-- START OF ENTRIES SUPPLIED --

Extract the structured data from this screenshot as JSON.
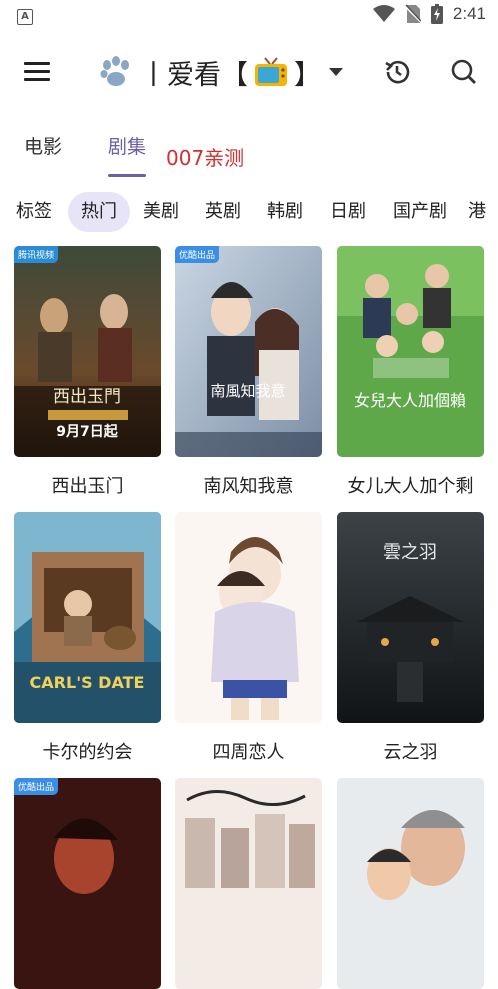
{
  "status_bar": {
    "time": "2:41"
  },
  "app_bar": {
    "title": "丨爱看【",
    "title_close": "】"
  },
  "tabs": [
    {
      "label": "电影"
    },
    {
      "label": "剧集"
    }
  ],
  "tab_note": "007亲测",
  "categories": [
    "标签",
    "热门",
    "美剧",
    "英剧",
    "韩剧",
    "日剧",
    "国产剧",
    "港"
  ],
  "shows": [
    {
      "title": "西出玉门",
      "poster_title": "西出玉門",
      "poster_date": "9月7日起",
      "badge": "腾讯视频"
    },
    {
      "title": "南风知我意",
      "poster_title": "南風知我意",
      "badge": "优酷出品"
    },
    {
      "title": "女儿大人加个剩",
      "poster_title": "女兒大人加個賴",
      "badge": ""
    },
    {
      "title": "卡尔的约会",
      "poster_title": "CARL'S DATE",
      "badge": ""
    },
    {
      "title": "四周恋人",
      "poster_title": "",
      "badge": ""
    },
    {
      "title": "云之羽",
      "poster_title": "雲之羽",
      "badge": ""
    },
    {
      "title": "",
      "poster_title": "",
      "badge": "优酷出品"
    },
    {
      "title": "",
      "poster_title": "",
      "badge": ""
    },
    {
      "title": "",
      "poster_title": "",
      "badge": ""
    }
  ],
  "colors": {
    "accent": "#6a5fa8",
    "chip_active_bg": "#e8e4f7",
    "note_red": "#d32f2f"
  }
}
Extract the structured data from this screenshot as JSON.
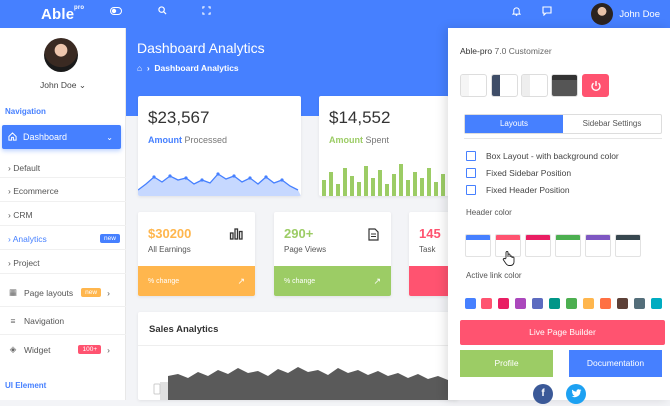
{
  "app": {
    "logo": "Able",
    "logo_sup": "pro"
  },
  "topbar": {
    "user_name": "John Doe"
  },
  "sidebar": {
    "user_name": "John Doe",
    "caption_navigation": "Navigation",
    "active_item": "Dashboard",
    "sub_items": [
      "Default",
      "Ecommerce",
      "CRM",
      "Analytics",
      "Project"
    ],
    "analytics_badge": "new",
    "page_layouts": "Page layouts",
    "page_layouts_badge": "new",
    "navigation": "Navigation",
    "widget": "Widget",
    "widget_badge": "100+",
    "caption_ui": "UI Element"
  },
  "header": {
    "title": "Dashboard Analytics",
    "breadcrumb": "Dashboard Analytics"
  },
  "cards": {
    "processed": {
      "value": "$23,567",
      "label_bold": "Amount",
      "label": "Processed",
      "color": "#4680ff"
    },
    "spent": {
      "value": "$14,552",
      "label_bold": "Amount",
      "label": "Spent",
      "color": "#9ccc65"
    }
  },
  "stats": [
    {
      "value": "$30200",
      "label": "All Earnings",
      "foot": "% change",
      "color": "#ffb64d",
      "icon": "bar-chart-icon"
    },
    {
      "value": "290+",
      "label": "Page Views",
      "foot": "% change",
      "color": "#9ccc65",
      "icon": "document-icon"
    },
    {
      "value": "145",
      "label": "Task",
      "foot": "",
      "color": "#ff5370",
      "icon": "task-icon"
    }
  ],
  "sales": {
    "title": "Sales Analytics"
  },
  "customizer": {
    "title": "Able-pro",
    "version": "7.0 Customizer",
    "tabs": [
      "Layouts",
      "Sidebar Settings"
    ],
    "options": [
      "Box Layout - with background color",
      "Fixed Sidebar Position",
      "Fixed Header Position"
    ],
    "header_color_label": "Header color",
    "header_colors": [
      "#4680ff",
      "#ff5370",
      "#e91e63",
      "#4caf50",
      "#7e57c2",
      "#37474f"
    ],
    "active_link_label": "Active link color",
    "link_colors": [
      "#4680ff",
      "#ff5370",
      "#e91e63",
      "#ab47bc",
      "#5c6bc0",
      "#009688",
      "#4caf50",
      "#ffb64d",
      "#ff7043",
      "#5d4037",
      "#546e7a",
      "#00acc1"
    ],
    "live_builder": "Live Page Builder",
    "profile": "Profile",
    "documentation": "Documentation"
  }
}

-- END OF ENTRIES SUPPLIED --

WHAT YOU NEED TO DO
Retype every record above exactly as written, but leave out the pictures.

THE COMPLETED TASK
Extract the structured data from this screenshot as JSON.
{
  "status_bar": {
    "time": "2:41"
  },
  "app_bar": {
    "title": "丨爱看【",
    "title_close": "】"
  },
  "tabs": [
    {
      "label": "电影"
    },
    {
      "label": "剧集"
    }
  ],
  "tab_note": "007亲测",
  "categories": [
    "标签",
    "热门",
    "美剧",
    "英剧",
    "韩剧",
    "日剧",
    "国产剧",
    "港"
  ],
  "shows": [
    {
      "title": "西出玉门",
      "poster_title": "西出玉門",
      "poster_date": "9月7日起",
      "badge": "腾讯视频"
    },
    {
      "title": "南风知我意",
      "poster_title": "南風知我意",
      "badge": "优酷出品"
    },
    {
      "title": "女儿大人加个剩",
      "poster_title": "女兒大人加個賴",
      "badge": ""
    },
    {
      "title": "卡尔的约会",
      "poster_title": "CARL'S DATE",
      "badge": ""
    },
    {
      "title": "四周恋人",
      "poster_title": "",
      "badge": ""
    },
    {
      "title": "云之羽",
      "poster_title": "雲之羽",
      "badge": ""
    },
    {
      "title": "",
      "poster_title": "",
      "badge": "优酷出品"
    },
    {
      "title": "",
      "poster_title": "",
      "badge": ""
    },
    {
      "title": "",
      "poster_title": "",
      "badge": ""
    }
  ],
  "colors": {
    "accent": "#6a5fa8",
    "chip_active_bg": "#e8e4f7",
    "note_red": "#d32f2f"
  }
}
Extract the structured data from this screenshot as JSON.
{
  "app": {
    "logo": "Able",
    "logo_sup": "pro"
  },
  "topbar": {
    "user_name": "John Doe"
  },
  "sidebar": {
    "user_name": "John Doe",
    "caption_navigation": "Navigation",
    "active_item": "Dashboard",
    "sub_items": [
      "Default",
      "Ecommerce",
      "CRM",
      "Analytics",
      "Project"
    ],
    "analytics_badge": "new",
    "page_layouts": "Page layouts",
    "page_layouts_badge": "new",
    "navigation": "Navigation",
    "widget": "Widget",
    "widget_badge": "100+",
    "caption_ui": "UI Element"
  },
  "header": {
    "title": "Dashboard Analytics",
    "breadcrumb": "Dashboard Analytics"
  },
  "cards": {
    "processed": {
      "value": "$23,567",
      "label_bold": "Amount",
      "label": "Processed",
      "color": "#4680ff"
    },
    "spent": {
      "value": "$14,552",
      "label_bold": "Amount",
      "label": "Spent",
      "color": "#9ccc65"
    }
  },
  "stats": [
    {
      "value": "$30200",
      "label": "All Earnings",
      "foot": "% change",
      "color": "#ffb64d",
      "icon": "bar-chart-icon"
    },
    {
      "value": "290+",
      "label": "Page Views",
      "foot": "% change",
      "color": "#9ccc65",
      "icon": "document-icon"
    },
    {
      "value": "145",
      "label": "Task",
      "foot": "",
      "color": "#ff5370",
      "icon": "task-icon"
    }
  ],
  "sales": {
    "title": "Sales Analytics"
  },
  "customizer": {
    "title": "Able-pro",
    "version": "7.0 Customizer",
    "tabs": [
      "Layouts",
      "Sidebar Settings"
    ],
    "options": [
      "Box Layout - with background color",
      "Fixed Sidebar Position",
      "Fixed Header Position"
    ],
    "header_color_label": "Header color",
    "header_colors": [
      "#4680ff",
      "#ff5370",
      "#e91e63",
      "#4caf50",
      "#7e57c2",
      "#37474f"
    ],
    "active_link_label": "Active link color",
    "link_colors": [
      "#4680ff",
      "#ff5370",
      "#e91e63",
      "#ab47bc",
      "#5c6bc0",
      "#009688",
      "#4caf50",
      "#ffb64d",
      "#ff7043",
      "#5d4037",
      "#546e7a",
      "#00acc1"
    ],
    "live_builder": "Live Page Builder",
    "profile": "Profile",
    "documentation": "Documentation"
  }
}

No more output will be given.